--- WRITTEN TASK ---
Reply with the count of lines holding "screenshot", nothing more.

--- PROVIDED RECORDS ---
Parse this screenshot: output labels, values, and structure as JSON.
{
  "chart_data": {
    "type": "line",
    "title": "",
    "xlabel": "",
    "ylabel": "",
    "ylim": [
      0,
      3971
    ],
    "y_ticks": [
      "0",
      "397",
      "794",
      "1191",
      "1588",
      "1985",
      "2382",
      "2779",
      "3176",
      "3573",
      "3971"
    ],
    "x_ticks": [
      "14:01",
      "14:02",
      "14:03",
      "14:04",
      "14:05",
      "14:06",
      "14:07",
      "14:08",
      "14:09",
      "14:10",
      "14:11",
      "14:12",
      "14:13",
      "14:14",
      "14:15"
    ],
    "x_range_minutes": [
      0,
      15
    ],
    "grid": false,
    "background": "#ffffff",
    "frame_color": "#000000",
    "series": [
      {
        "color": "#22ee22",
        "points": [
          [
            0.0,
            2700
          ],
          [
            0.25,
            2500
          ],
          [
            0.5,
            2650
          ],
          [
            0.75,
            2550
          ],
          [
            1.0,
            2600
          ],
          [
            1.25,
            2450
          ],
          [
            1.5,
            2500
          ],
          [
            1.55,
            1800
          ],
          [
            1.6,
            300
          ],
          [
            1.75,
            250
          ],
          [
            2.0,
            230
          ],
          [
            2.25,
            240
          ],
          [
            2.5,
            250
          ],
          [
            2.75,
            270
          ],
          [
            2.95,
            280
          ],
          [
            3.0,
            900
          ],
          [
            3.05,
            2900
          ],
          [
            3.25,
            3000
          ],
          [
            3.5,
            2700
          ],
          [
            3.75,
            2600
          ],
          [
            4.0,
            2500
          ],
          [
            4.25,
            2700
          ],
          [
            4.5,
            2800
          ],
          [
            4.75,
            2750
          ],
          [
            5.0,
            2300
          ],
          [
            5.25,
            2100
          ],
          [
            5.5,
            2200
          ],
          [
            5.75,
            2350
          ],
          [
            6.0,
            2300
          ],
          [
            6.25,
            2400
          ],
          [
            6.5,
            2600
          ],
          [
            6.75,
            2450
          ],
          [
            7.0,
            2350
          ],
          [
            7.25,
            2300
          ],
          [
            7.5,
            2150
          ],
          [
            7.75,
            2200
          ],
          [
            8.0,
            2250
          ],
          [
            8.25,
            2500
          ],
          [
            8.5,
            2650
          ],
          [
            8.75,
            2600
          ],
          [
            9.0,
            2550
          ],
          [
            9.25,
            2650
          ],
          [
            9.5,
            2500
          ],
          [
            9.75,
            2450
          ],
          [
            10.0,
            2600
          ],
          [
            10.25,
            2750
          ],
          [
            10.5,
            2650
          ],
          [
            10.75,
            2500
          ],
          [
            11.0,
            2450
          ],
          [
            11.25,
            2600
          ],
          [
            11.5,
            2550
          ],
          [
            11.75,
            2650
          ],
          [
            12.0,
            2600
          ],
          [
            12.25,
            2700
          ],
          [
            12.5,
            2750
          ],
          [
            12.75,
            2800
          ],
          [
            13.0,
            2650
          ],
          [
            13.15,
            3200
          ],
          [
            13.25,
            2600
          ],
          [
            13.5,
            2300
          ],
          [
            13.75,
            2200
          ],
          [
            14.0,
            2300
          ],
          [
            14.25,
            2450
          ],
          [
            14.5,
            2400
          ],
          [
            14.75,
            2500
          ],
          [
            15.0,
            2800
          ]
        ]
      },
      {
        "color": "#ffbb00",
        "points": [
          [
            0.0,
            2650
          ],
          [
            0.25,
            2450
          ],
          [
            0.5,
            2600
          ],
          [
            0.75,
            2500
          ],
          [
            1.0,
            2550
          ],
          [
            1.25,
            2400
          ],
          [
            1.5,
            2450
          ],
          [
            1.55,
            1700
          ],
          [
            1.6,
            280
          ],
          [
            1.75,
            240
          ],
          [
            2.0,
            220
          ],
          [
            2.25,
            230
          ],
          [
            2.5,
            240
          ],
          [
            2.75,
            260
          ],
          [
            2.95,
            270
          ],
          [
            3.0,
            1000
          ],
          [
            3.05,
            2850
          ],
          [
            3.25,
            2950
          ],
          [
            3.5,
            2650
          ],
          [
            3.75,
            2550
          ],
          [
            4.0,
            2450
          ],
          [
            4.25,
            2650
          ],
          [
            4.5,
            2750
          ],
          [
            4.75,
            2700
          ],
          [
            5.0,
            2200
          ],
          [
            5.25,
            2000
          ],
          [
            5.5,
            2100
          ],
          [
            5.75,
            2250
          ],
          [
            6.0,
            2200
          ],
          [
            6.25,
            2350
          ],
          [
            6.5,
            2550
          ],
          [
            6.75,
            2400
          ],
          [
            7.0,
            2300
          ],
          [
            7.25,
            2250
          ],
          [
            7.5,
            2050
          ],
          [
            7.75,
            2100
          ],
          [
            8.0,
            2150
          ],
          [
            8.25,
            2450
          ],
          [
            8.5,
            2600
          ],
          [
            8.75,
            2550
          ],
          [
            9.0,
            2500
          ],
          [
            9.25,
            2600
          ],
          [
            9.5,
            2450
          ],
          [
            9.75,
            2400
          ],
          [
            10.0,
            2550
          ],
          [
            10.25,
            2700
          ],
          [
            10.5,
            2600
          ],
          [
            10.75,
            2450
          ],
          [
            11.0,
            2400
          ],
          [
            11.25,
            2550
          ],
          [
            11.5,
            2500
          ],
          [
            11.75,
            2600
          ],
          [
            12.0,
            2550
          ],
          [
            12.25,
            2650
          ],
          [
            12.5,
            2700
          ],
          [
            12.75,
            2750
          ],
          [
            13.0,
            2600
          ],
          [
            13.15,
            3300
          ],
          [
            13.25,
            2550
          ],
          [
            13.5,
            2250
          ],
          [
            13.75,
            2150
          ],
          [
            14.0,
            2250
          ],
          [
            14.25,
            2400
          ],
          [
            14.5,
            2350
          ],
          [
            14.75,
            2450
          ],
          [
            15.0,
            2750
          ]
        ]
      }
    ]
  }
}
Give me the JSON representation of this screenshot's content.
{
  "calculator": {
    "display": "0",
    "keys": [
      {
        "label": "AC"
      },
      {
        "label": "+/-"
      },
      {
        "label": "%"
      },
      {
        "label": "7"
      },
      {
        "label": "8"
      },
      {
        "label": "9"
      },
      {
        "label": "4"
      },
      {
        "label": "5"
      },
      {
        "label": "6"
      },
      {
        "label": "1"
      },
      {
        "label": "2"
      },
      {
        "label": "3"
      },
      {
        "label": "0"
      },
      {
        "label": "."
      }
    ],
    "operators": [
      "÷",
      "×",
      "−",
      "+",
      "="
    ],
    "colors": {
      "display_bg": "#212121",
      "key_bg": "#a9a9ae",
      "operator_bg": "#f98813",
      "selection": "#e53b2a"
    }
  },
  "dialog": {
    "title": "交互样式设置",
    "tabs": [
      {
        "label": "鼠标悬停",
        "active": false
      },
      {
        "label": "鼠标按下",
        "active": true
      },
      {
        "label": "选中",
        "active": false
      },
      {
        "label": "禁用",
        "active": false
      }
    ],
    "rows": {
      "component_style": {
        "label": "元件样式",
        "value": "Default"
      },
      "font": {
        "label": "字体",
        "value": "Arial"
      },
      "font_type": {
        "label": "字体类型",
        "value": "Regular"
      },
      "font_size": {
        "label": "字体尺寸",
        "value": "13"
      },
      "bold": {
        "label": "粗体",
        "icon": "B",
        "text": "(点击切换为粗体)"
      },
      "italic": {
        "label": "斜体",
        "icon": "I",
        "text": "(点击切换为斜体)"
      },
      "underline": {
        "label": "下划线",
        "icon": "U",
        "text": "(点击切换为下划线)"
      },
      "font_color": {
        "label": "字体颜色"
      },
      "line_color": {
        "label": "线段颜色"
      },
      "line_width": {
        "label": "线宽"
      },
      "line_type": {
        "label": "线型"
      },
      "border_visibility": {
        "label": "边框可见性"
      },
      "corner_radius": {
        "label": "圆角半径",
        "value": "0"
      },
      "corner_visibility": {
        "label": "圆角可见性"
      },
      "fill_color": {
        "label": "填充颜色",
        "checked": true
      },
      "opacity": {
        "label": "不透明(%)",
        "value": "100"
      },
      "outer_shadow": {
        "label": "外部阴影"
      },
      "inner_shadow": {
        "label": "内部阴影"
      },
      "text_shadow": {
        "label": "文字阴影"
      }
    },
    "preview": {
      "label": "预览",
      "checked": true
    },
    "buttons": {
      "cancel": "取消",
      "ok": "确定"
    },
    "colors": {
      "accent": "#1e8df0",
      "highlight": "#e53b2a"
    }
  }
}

--- SOLUTION TO THIS PROBLEM ---
2